(Data items)
_ _ _

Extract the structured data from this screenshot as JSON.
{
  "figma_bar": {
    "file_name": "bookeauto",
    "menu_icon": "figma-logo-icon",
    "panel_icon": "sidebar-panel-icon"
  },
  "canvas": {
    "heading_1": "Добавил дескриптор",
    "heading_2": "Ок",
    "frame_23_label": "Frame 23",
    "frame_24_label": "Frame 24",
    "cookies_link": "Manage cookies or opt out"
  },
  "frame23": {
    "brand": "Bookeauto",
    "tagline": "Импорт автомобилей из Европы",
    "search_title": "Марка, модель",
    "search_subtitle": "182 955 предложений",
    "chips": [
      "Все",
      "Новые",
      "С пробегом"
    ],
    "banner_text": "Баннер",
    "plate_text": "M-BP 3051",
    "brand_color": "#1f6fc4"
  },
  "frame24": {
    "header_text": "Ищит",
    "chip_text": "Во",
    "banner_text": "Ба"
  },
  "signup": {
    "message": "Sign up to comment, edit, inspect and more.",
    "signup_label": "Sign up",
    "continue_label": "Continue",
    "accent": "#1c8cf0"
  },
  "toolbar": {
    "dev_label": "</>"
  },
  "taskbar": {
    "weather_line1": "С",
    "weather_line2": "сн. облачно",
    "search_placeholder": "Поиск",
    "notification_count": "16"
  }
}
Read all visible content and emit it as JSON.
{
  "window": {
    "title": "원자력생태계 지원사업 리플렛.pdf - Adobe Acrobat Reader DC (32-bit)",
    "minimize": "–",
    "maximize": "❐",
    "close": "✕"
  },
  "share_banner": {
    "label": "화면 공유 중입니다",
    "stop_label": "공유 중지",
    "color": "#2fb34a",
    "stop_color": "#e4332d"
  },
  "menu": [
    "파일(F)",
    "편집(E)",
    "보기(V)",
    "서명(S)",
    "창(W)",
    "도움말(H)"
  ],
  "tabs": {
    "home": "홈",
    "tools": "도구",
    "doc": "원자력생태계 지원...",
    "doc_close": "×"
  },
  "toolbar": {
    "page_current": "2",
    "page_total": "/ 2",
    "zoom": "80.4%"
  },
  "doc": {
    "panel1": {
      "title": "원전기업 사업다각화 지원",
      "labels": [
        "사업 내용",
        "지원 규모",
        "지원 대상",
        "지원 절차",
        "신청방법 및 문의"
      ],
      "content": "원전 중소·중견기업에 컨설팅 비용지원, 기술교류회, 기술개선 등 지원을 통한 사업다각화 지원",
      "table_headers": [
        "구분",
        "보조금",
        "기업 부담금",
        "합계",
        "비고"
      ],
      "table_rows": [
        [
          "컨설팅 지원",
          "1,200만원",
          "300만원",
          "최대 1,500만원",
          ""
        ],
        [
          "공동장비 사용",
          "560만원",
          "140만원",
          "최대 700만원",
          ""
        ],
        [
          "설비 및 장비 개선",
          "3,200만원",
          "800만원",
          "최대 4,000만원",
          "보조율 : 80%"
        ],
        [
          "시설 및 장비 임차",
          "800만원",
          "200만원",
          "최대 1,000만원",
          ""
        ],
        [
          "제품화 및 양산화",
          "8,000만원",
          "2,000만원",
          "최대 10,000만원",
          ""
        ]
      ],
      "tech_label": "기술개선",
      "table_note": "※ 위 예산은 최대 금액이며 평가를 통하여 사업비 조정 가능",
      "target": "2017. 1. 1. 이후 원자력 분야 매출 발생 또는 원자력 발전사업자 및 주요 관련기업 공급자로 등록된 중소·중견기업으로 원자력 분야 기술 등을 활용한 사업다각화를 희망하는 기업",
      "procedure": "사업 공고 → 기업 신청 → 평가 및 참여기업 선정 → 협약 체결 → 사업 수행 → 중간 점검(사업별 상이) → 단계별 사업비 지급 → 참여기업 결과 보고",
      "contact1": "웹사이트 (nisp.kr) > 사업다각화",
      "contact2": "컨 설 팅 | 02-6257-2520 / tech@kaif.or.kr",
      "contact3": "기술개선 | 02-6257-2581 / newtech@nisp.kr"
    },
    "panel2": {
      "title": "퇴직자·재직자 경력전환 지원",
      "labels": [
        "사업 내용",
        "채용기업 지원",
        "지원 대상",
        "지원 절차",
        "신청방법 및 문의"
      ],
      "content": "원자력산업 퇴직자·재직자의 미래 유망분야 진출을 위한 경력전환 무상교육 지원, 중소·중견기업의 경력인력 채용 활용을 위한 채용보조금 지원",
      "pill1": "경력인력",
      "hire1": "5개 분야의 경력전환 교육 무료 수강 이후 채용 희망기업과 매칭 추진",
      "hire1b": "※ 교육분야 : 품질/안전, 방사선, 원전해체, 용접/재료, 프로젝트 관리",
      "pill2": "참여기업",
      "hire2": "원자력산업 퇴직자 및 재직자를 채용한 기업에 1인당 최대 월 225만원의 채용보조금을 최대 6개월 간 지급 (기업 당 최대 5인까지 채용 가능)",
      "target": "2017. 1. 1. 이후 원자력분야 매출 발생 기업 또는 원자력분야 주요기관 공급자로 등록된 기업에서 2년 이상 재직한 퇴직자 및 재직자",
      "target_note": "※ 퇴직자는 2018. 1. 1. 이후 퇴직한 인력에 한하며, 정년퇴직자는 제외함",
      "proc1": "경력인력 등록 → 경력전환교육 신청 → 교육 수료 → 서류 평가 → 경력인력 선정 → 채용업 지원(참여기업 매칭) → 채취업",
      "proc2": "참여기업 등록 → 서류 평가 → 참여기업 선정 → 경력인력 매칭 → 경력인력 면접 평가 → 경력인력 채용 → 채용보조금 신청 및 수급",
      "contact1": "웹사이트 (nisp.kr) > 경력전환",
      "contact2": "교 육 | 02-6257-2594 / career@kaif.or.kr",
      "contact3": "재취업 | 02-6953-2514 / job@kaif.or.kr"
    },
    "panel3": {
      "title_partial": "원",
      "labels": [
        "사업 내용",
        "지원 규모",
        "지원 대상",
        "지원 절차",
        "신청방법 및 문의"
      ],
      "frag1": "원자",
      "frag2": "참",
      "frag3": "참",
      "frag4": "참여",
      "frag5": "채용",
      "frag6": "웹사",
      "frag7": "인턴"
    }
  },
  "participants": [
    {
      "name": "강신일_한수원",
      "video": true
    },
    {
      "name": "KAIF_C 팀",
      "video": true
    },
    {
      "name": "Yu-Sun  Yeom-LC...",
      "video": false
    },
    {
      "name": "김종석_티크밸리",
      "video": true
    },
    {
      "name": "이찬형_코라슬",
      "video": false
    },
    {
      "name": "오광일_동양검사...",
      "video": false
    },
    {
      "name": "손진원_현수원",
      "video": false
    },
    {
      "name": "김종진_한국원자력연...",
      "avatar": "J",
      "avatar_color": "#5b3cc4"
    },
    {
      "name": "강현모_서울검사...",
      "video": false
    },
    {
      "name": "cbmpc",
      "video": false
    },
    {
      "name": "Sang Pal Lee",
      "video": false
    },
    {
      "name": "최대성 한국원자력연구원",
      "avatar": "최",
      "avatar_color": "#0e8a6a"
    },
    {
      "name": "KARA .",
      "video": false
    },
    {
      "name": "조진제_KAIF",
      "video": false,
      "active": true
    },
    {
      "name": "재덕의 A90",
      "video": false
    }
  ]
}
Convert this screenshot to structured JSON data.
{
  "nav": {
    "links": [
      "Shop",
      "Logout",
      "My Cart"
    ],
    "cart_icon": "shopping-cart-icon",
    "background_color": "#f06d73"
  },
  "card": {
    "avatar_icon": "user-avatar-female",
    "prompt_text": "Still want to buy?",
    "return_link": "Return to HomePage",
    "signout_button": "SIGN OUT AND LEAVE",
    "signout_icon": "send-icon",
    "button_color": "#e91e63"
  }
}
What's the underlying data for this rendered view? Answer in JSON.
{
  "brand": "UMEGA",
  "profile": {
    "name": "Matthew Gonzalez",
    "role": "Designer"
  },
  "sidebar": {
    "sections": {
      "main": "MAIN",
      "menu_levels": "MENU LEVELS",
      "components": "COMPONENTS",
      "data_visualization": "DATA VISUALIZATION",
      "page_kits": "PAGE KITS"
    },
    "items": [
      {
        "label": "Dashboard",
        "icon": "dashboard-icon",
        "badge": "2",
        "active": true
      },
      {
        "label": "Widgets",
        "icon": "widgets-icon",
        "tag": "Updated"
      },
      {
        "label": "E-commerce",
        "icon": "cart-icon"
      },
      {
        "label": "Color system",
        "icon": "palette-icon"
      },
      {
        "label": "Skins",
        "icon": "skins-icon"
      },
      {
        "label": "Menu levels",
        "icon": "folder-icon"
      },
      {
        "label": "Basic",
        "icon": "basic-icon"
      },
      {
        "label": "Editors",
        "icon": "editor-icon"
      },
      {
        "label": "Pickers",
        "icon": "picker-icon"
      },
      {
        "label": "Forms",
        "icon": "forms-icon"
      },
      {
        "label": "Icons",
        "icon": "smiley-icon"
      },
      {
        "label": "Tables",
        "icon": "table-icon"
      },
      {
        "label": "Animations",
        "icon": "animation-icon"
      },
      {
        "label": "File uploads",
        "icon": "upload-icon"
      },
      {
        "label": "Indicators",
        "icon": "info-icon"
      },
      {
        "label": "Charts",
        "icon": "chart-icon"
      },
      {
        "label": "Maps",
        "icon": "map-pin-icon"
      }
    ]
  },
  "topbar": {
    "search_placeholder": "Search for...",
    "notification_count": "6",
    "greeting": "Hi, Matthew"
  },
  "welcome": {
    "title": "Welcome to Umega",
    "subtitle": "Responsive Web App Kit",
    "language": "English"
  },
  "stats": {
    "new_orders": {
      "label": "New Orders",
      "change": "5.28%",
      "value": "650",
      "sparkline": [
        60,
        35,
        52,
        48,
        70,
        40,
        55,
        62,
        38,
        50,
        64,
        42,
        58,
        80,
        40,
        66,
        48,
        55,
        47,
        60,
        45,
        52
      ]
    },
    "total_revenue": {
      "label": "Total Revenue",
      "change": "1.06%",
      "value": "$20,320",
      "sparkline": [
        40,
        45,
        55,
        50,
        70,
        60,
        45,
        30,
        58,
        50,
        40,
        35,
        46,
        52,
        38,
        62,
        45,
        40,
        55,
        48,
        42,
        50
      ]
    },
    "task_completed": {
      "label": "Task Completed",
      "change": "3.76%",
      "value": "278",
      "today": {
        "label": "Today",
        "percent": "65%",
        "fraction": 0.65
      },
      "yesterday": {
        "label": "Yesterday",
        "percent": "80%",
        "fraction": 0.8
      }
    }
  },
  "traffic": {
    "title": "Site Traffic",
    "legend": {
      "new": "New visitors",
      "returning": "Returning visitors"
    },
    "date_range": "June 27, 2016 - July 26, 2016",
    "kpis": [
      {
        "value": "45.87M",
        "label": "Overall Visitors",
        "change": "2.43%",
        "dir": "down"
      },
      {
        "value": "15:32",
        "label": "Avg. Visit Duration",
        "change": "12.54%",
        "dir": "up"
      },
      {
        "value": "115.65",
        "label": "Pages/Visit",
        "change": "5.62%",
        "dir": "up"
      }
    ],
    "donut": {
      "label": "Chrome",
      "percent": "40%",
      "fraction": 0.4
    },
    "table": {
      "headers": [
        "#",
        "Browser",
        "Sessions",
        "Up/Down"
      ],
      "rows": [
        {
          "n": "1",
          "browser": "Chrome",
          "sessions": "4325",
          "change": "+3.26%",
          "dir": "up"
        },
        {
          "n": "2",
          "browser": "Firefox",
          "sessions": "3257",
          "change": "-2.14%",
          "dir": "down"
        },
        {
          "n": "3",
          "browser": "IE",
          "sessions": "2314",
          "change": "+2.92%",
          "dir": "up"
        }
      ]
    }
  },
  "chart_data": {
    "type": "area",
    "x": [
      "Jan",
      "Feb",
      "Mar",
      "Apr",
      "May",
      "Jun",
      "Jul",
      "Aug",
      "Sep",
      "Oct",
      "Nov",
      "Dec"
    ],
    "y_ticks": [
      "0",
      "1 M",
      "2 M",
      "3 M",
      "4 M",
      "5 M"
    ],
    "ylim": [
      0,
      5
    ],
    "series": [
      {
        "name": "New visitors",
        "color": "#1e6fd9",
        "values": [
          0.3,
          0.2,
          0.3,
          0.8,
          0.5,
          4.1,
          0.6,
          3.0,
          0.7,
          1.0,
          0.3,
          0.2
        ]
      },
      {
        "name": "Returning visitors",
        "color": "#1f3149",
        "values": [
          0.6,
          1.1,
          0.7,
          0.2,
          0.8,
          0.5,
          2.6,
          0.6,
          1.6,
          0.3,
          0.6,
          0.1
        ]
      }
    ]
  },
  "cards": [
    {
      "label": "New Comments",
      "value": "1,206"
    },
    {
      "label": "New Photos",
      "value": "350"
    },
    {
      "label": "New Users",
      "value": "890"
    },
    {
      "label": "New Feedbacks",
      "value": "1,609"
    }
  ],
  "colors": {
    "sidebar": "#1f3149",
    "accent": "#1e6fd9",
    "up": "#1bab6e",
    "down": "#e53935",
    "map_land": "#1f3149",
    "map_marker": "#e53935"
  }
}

_ _ _

◆ EXERCISE DIRECTIONS
Reproduce every line from the entries that holds the word "웹사이트".

◆ WORKED SOLUTION
      "contact1": "웹사이트 (nisp.kr) > 사업다각화",
      "contact1": "웹사이트 (nisp.kr) > 경력전환",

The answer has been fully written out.